**Excerpted records**
__________

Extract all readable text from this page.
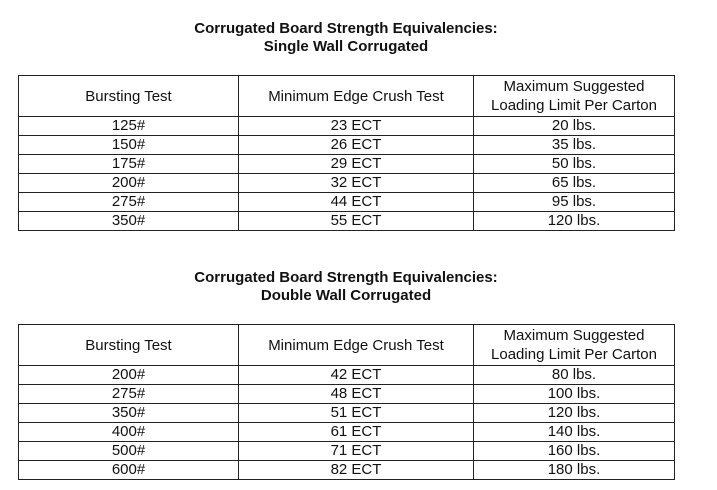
Corrugated Board Strength Equivalencies:
Single Wall Corrugated
Bursting Test	Minimum Edge Crush Test	Maximum Suggested
Loading Limit Per Carton

125#	23 ECT	20 lbs.
150#	26 ECT	35 lbs.
175#	29 ECT	50 lbs.
200#	32 ECT	65 lbs.
275#	44 ECT	95 lbs.
350#	55 ECT	120 lbs.
Corrugated Board Strength Equivalencies:
Double Wall Corrugated
Bursting Test	Minimum Edge Crush Test	Maximum Suggested
Loading Limit Per Carton

200#	42 ECT	80 lbs.
275#	48 ECT	100 lbs.
350#	51 ECT	120 lbs.
400#	61 ECT	140 lbs.
500#	71 ECT	160 lbs.
600#	82 ECT	180 lbs.
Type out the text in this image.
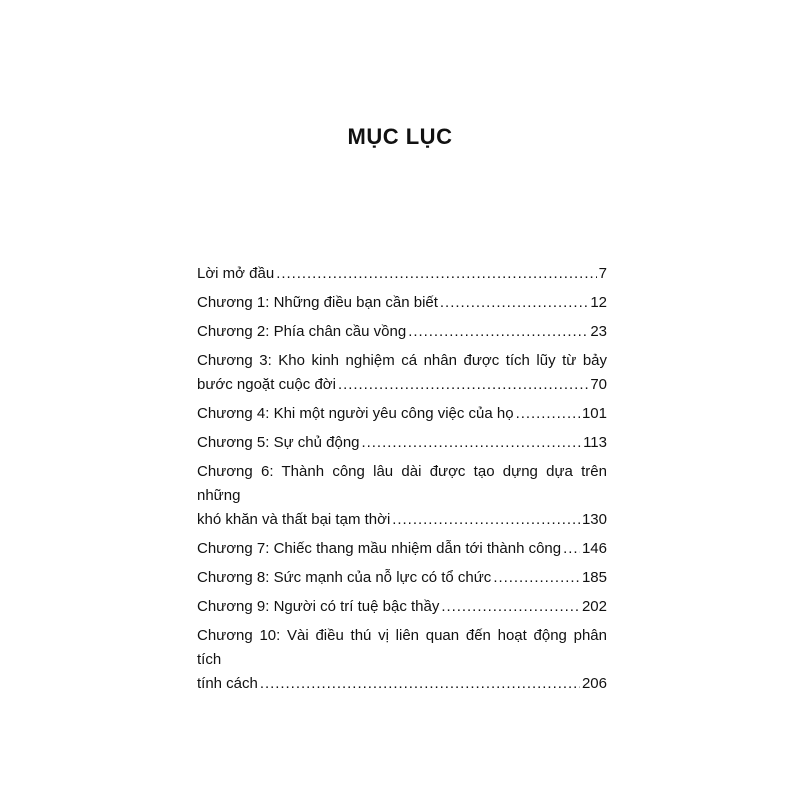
MỤC LỤC
Lời mở đầu . . .	7
Chương 1: Những điều bạn cần biết . . .	12
Chương 2: Phía chân cầu vồng . . .	23
Chương 3: Kho kinh nghiệm cá nhân được tích lũy từ bảy
bước ngoặt cuộc đời . . .	70
Chương 4: Khi một người yêu công việc của họ . . .	101
Chương 5: Sự chủ động . . .	113
Chương 6: Thành công lâu dài được tạo dựng dựa trên những
khó khăn và thất bại tạm thời . . .	130
Chương 7: Chiếc thang mầu nhiệm dẫn tới thành công . . . 146
Chương 8: Sức mạnh của nỗ lực có tổ chức . . .	185
Chương 9: Người có trí tuệ bậc thầy . . .	202
Chương 10: Vài điều thú vị liên quan đến hoạt động phân tích
tính cách . . .	206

__________

**Work to complete**
Extract each line from the entries above that contains the string "tích".

**Response below**
Chương 3: Kho kinh nghiệm cá nhân được tích lũy từ bảy
Chương 10: Vài điều thú vị liên quan đến hoạt động phân tích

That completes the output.